Return every entry exactly as written.

—————

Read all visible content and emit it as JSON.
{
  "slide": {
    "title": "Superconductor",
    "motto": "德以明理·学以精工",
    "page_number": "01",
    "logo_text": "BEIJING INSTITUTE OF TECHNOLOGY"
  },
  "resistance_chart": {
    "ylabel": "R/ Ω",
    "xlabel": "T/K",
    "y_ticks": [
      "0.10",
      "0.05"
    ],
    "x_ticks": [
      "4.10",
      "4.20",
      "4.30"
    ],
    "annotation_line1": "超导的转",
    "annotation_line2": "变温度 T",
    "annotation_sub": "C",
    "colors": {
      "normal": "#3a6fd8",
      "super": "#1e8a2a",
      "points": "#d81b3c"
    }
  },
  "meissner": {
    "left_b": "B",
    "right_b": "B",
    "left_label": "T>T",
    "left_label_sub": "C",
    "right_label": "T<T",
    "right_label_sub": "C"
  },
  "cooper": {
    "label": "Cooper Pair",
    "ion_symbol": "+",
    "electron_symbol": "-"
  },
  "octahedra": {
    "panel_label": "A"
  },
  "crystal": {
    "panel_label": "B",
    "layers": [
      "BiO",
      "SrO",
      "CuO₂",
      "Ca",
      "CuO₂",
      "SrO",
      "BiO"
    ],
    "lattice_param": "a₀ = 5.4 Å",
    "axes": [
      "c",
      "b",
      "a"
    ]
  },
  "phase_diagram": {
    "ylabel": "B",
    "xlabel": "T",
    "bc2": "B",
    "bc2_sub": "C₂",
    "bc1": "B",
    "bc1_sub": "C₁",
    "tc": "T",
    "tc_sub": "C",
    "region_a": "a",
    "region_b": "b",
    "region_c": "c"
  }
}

—————

§ **RESPONSE**:
Read all visible content and emit it as JSON.
{
  "slide": {
    "title": "Superconductor",
    "motto": "德以明理·学以精工",
    "page_number": "01",
    "logo_text": "BEIJING INSTITUTE OF TECHNOLOGY"
  },
  "resistance_chart": {
    "ylabel": "R/ Ω",
    "xlabel": "T/K",
    "y_ticks": [
      "0.10",
      "0.05"
    ],
    "x_ticks": [
      "4.10",
      "4.20",
      "4.30"
    ],
    "annotation_line1": "超导的转",
    "annotation_line2": "变温度 T",
    "annotation_sub": "C",
    "colors": {
      "normal": "#3a6fd8",
      "super": "#1e8a2a",
      "points": "#d81b3c"
    }
  },
  "meissner": {
    "left_b": "B",
    "right_b": "B",
    "left_label": "T>T",
    "left_label_sub": "C",
    "right_label": "T<T",
    "right_label_sub": "C"
  },
  "cooper": {
    "label": "Cooper Pair",
    "ion_symbol": "+",
    "electron_symbol": "-"
  },
  "octahedra": {
    "panel_label": "A"
  },
  "crystal": {
    "panel_label": "B",
    "layers": [
      "BiO",
      "SrO",
      "CuO₂",
      "Ca",
      "CuO₂",
      "SrO",
      "BiO"
    ],
    "lattice_param": "a₀ = 5.4 Å",
    "axes": [
      "c",
      "b",
      "a"
    ]
  },
  "phase_diagram": {
    "ylabel": "B",
    "xlabel": "T",
    "bc2": "B",
    "bc2_sub": "C₂",
    "bc1": "B",
    "bc1_sub": "C₁",
    "tc": "T",
    "tc_sub": "C",
    "region_a": "a",
    "region_b": "b",
    "region_c": "c"
  }
}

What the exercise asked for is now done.